_SET PROBLEM_. Transcribe each line of the records below exactly, excluding any embedded images.

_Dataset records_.
_ _ _ _ _

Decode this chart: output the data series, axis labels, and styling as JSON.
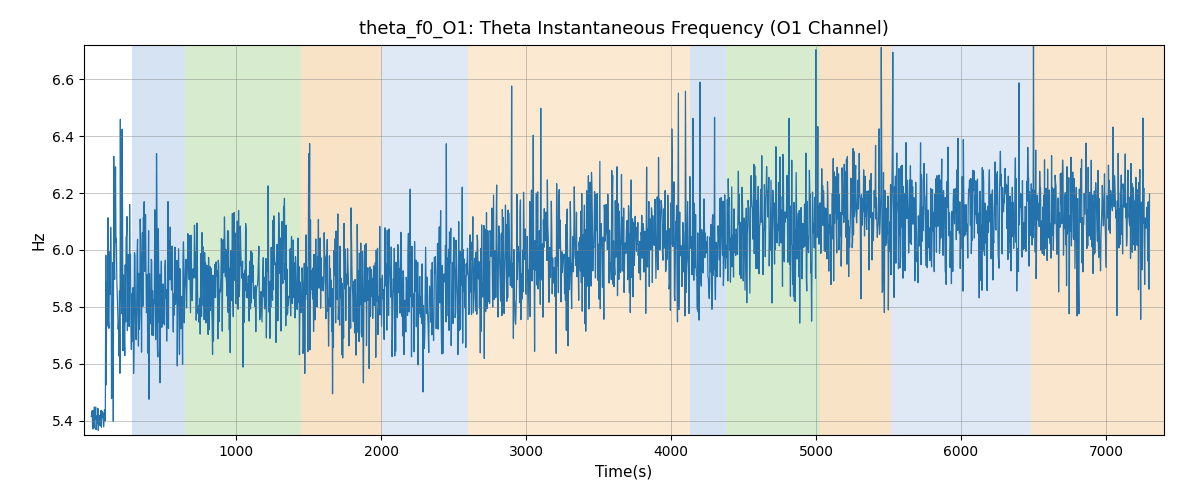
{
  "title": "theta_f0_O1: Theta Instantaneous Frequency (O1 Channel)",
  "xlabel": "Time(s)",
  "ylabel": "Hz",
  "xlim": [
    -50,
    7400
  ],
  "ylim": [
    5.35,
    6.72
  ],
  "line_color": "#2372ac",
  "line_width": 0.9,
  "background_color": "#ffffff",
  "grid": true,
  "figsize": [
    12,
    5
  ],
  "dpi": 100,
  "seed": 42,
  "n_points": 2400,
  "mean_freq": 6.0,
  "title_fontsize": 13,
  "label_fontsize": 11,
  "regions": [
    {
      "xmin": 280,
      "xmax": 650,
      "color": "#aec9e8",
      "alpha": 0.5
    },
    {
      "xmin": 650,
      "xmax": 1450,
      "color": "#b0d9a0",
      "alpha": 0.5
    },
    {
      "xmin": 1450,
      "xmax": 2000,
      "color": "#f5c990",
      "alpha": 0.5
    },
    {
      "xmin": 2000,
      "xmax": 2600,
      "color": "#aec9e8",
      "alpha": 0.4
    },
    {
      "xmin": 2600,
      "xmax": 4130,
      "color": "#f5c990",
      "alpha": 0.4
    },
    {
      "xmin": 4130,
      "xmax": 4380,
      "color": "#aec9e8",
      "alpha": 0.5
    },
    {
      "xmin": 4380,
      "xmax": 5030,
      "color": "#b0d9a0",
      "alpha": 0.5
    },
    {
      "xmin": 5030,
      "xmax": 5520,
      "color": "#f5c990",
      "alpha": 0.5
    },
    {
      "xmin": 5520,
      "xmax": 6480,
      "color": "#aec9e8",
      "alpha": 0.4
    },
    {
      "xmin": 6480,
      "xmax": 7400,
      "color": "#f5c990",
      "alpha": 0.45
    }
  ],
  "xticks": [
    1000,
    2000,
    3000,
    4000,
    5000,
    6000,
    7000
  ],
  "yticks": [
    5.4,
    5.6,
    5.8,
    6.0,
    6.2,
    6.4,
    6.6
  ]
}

_ _ _ _ _

_TASK RESULT_.
Decode this chart: output the data series, axis labels, and styling as JSON.
{
  "title": "theta_f0_O1: Theta Instantaneous Frequency (O1 Channel)",
  "xlabel": "Time(s)",
  "ylabel": "Hz",
  "xlim": [
    -50,
    7400
  ],
  "ylim": [
    5.35,
    6.72
  ],
  "line_color": "#2372ac",
  "line_width": 0.9,
  "background_color": "#ffffff",
  "grid": true,
  "figsize": [
    12,
    5
  ],
  "dpi": 100,
  "seed": 42,
  "n_points": 2400,
  "mean_freq": 6.0,
  "title_fontsize": 13,
  "label_fontsize": 11,
  "regions": [
    {
      "xmin": 280,
      "xmax": 650,
      "color": "#aec9e8",
      "alpha": 0.5
    },
    {
      "xmin": 650,
      "xmax": 1450,
      "color": "#b0d9a0",
      "alpha": 0.5
    },
    {
      "xmin": 1450,
      "xmax": 2000,
      "color": "#f5c990",
      "alpha": 0.5
    },
    {
      "xmin": 2000,
      "xmax": 2600,
      "color": "#aec9e8",
      "alpha": 0.4
    },
    {
      "xmin": 2600,
      "xmax": 4130,
      "color": "#f5c990",
      "alpha": 0.4
    },
    {
      "xmin": 4130,
      "xmax": 4380,
      "color": "#aec9e8",
      "alpha": 0.5
    },
    {
      "xmin": 4380,
      "xmax": 5030,
      "color": "#b0d9a0",
      "alpha": 0.5
    },
    {
      "xmin": 5030,
      "xmax": 5520,
      "color": "#f5c990",
      "alpha": 0.5
    },
    {
      "xmin": 5520,
      "xmax": 6480,
      "color": "#aec9e8",
      "alpha": 0.4
    },
    {
      "xmin": 6480,
      "xmax": 7400,
      "color": "#f5c990",
      "alpha": 0.45
    }
  ],
  "xticks": [
    1000,
    2000,
    3000,
    4000,
    5000,
    6000,
    7000
  ],
  "yticks": [
    5.4,
    5.6,
    5.8,
    6.0,
    6.2,
    6.4,
    6.6
  ]
}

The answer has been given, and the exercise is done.